# Start of Raw data
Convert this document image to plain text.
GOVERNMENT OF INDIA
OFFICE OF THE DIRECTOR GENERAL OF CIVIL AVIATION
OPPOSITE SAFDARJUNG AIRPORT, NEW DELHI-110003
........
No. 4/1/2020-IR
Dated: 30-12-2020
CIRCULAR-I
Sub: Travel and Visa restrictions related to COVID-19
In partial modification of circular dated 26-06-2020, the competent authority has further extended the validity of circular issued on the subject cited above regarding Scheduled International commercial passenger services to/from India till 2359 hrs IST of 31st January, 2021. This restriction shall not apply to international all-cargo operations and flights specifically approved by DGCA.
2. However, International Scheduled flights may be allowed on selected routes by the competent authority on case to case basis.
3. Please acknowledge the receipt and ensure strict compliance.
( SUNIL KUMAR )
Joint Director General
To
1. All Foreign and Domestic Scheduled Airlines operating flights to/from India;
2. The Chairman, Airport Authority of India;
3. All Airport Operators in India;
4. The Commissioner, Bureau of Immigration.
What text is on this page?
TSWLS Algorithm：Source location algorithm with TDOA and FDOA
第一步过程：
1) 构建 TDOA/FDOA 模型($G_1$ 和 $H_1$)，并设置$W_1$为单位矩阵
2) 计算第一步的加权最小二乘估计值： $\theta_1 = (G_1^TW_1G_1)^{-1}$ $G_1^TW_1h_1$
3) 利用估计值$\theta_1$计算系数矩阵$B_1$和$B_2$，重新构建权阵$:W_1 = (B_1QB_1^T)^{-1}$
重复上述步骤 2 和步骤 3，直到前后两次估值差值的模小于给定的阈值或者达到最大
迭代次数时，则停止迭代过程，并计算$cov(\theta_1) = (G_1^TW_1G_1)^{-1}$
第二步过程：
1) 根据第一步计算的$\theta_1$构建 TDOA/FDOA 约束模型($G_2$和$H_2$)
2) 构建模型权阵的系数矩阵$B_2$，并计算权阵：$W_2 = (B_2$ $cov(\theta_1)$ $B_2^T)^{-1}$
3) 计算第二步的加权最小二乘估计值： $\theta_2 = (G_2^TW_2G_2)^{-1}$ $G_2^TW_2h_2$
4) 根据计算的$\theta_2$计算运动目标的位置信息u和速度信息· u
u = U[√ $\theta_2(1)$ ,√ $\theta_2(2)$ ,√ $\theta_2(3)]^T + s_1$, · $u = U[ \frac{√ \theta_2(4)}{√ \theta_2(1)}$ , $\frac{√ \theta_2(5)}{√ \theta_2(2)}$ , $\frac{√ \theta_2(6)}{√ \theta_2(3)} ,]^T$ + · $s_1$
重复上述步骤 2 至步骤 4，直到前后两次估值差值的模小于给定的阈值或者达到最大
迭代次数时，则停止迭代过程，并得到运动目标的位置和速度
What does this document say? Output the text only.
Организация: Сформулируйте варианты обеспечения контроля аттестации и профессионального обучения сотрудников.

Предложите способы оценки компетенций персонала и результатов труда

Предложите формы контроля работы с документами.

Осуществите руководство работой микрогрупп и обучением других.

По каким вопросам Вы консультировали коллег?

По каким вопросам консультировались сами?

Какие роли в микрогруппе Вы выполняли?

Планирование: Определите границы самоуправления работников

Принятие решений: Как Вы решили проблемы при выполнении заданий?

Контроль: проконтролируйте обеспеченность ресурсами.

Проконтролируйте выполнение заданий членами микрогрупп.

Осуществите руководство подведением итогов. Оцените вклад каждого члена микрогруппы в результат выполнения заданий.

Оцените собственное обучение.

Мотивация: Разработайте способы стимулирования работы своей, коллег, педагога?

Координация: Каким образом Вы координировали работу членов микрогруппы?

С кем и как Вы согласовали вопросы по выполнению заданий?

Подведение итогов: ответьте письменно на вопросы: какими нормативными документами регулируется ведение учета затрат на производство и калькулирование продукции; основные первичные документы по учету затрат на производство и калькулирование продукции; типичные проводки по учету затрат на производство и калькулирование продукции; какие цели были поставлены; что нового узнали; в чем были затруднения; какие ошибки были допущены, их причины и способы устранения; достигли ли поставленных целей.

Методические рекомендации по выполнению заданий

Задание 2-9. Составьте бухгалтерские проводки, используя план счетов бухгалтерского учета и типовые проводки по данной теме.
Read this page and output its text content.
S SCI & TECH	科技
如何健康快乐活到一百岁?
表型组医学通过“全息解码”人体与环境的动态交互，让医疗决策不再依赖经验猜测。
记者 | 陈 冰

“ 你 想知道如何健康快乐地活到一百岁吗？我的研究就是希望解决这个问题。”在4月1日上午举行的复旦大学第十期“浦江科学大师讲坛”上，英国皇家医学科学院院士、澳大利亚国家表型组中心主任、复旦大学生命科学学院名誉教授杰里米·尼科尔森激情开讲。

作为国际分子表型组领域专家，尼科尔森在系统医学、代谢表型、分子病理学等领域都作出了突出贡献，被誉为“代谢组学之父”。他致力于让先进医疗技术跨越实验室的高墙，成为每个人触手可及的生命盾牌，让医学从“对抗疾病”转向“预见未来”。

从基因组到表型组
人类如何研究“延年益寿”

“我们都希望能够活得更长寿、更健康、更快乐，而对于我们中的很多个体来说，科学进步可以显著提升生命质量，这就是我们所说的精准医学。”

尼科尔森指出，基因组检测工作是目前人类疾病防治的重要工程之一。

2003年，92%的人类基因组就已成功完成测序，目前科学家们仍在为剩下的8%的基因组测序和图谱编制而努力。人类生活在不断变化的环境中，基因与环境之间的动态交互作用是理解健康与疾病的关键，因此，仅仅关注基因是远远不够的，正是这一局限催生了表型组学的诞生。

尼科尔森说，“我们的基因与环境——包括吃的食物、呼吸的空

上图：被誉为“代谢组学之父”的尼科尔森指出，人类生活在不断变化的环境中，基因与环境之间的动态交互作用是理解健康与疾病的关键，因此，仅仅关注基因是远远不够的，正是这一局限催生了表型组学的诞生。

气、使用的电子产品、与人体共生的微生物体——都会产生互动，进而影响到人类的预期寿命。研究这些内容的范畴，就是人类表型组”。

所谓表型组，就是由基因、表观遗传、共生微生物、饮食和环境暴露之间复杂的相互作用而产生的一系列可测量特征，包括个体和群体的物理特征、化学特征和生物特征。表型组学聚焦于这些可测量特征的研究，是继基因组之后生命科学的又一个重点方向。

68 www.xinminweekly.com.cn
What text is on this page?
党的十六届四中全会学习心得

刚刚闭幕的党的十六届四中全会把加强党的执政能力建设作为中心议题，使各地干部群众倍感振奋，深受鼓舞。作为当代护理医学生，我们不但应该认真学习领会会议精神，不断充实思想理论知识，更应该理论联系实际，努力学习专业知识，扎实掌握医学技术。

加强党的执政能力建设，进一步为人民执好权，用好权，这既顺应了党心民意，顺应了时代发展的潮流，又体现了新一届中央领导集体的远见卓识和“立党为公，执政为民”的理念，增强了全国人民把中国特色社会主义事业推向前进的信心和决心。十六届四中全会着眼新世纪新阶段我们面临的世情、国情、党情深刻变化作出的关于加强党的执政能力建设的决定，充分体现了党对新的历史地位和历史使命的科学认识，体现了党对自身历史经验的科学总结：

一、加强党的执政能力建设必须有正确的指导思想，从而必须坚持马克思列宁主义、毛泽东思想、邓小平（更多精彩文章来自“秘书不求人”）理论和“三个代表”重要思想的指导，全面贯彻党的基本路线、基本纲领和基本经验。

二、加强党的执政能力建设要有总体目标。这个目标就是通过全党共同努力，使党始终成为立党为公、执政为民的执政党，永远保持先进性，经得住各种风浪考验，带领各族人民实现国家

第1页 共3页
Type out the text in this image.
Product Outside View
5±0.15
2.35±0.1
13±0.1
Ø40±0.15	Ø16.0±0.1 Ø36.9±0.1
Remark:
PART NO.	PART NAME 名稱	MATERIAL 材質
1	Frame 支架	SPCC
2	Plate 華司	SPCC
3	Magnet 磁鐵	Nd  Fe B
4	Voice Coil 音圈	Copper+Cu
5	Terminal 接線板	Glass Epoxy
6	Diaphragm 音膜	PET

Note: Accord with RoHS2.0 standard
# End of Raw data
Exactly reproduce the lines that run from the line with "Type out the text in this image." through the last line of the records, inclusive.

## Written solution
Type out the text in this image.
Product Outside View
5±0.15
2.35±0.1
13±0.1
Ø40±0.15	Ø16.0±0.1 Ø36.9±0.1
Remark:
PART NO.	PART NAME 名稱	MATERIAL 材質
1	Frame 支架	SPCC
2	Plate 華司	SPCC
3	Magnet 磁鐵	Nd  Fe B
4	Voice Coil 音圈	Copper+Cu
5	Terminal 接線板	Glass Epoxy
6	Diaphragm 音膜	PET

Note: Accord with RoHS2.0 standard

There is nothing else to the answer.